What is expected
Will you give the material below again, every line exactly as it is?

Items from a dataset

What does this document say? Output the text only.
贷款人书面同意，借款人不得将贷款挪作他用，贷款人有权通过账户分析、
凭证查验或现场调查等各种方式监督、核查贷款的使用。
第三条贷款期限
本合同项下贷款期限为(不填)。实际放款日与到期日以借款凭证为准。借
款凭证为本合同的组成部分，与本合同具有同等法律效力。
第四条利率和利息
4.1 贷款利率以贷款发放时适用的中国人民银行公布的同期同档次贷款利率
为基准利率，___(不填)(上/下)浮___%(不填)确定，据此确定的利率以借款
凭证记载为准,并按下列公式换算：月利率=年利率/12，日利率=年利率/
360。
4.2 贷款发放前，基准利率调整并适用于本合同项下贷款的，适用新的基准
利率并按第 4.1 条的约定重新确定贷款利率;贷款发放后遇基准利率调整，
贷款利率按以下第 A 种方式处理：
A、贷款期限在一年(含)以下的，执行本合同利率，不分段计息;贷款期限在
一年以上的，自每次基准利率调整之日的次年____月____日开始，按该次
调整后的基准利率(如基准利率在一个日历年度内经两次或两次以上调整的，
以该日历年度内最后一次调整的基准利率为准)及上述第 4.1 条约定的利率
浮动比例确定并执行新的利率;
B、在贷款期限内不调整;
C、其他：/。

Result of this exercise
What does this document say? Output the text only.
贷款人书面同意，借款人不得将贷款挪作他用，贷款人有权通过账户分析、
凭证查验或现场调查等各种方式监督、核查贷款的使用。
第三条贷款期限
本合同项下贷款期限为(不填)。实际放款日与到期日以借款凭证为准。借
款凭证为本合同的组成部分，与本合同具有同等法律效力。
第四条利率和利息
4.1 贷款利率以贷款发放时适用的中国人民银行公布的同期同档次贷款利率
为基准利率，___(不填)(上/下)浮___%(不填)确定，据此确定的利率以借款
凭证记载为准,并按下列公式换算：月利率=年利率/12，日利率=年利率/
360。
4.2 贷款发放前，基准利率调整并适用于本合同项下贷款的，适用新的基准
利率并按第 4.1 条的约定重新确定贷款利率;贷款发放后遇基准利率调整，
贷款利率按以下第 A 种方式处理：
A、贷款期限在一年(含)以下的，执行本合同利率，不分段计息;贷款期限在
一年以上的，自每次基准利率调整之日的次年____月____日开始，按该次
调整后的基准利率(如基准利率在一个日历年度内经两次或两次以上调整的，
以该日历年度内最后一次调整的基准利率为准)及上述第 4.1 条约定的利率
浮动比例确定并执行新的利率;
B、在贷款期限内不调整;
C、其他：/。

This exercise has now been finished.